## Start RECORD EXCERPTS

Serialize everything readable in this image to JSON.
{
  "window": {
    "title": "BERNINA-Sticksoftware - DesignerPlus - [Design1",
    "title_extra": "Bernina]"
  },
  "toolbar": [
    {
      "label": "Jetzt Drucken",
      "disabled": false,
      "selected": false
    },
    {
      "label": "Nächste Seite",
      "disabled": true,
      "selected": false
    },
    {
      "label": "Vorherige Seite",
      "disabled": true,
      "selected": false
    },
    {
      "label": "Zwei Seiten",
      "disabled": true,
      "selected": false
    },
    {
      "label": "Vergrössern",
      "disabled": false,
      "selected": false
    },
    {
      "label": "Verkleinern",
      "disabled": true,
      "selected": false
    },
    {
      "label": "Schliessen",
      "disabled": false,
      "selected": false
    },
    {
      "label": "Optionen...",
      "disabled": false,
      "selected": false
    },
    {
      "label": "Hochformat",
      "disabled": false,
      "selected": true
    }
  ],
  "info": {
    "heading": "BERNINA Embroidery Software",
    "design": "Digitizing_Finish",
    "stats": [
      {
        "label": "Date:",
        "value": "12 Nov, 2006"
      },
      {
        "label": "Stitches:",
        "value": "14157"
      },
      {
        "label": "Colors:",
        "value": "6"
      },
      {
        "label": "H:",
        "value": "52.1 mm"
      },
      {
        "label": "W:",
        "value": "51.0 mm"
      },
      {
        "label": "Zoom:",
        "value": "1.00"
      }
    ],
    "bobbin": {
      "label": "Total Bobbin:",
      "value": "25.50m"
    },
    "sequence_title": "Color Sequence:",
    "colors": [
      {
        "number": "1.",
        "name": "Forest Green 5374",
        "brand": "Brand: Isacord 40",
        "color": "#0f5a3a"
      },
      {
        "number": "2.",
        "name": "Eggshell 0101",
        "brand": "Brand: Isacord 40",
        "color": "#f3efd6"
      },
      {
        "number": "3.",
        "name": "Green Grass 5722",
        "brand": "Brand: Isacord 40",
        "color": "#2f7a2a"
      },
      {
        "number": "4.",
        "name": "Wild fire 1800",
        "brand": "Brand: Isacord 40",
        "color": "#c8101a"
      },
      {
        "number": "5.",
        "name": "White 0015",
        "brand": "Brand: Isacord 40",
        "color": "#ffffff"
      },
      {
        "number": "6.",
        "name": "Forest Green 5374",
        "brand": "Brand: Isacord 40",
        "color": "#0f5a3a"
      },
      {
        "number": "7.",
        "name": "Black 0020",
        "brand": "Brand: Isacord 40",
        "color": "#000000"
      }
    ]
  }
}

## End RECORD EXCERPTS

Track down every line of the material containing the string "number", and copy it.

        "number": "1.",
        "number": "2.",
        "number": "3.",
        "number": "4.",
        "number": "5.",
        "number": "6.",
        "number": "7.",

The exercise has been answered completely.